* The task *
From the records that follow, copy every line that contains the word "Keyword".

* App and web page records *
* * *
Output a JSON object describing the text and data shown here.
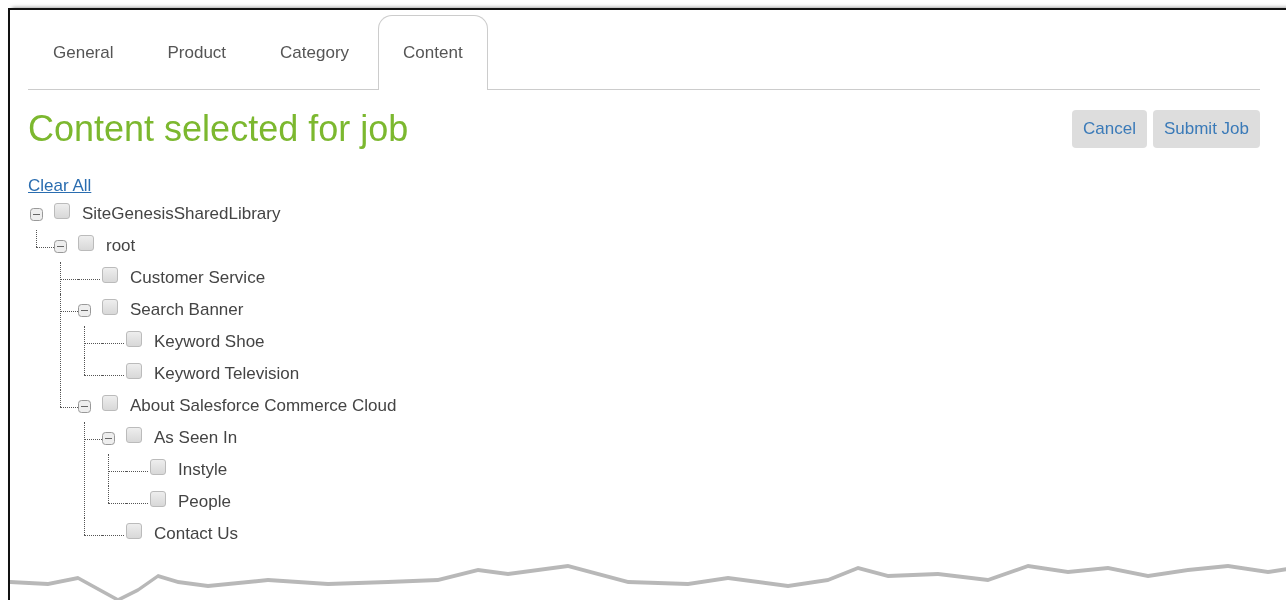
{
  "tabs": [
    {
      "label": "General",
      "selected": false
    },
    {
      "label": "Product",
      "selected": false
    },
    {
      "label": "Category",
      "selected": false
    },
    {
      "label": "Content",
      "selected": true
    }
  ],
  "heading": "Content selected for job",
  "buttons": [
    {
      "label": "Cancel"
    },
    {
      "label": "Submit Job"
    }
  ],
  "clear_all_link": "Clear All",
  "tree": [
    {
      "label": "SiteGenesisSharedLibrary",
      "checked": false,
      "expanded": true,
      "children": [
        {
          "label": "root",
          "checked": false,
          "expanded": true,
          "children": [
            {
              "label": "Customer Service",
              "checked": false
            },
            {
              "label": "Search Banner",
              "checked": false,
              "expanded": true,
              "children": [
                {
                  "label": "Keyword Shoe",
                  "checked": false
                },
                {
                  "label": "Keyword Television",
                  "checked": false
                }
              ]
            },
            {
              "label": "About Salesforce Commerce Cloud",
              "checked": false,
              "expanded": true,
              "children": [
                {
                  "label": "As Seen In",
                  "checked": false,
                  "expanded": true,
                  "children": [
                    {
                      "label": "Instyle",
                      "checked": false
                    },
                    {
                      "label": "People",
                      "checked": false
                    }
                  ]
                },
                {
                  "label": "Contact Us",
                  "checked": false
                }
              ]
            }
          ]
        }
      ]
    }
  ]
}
* * *
* Output for this task *
                  "label": "Keyword Shoe",
                  "label": "Keyword Television",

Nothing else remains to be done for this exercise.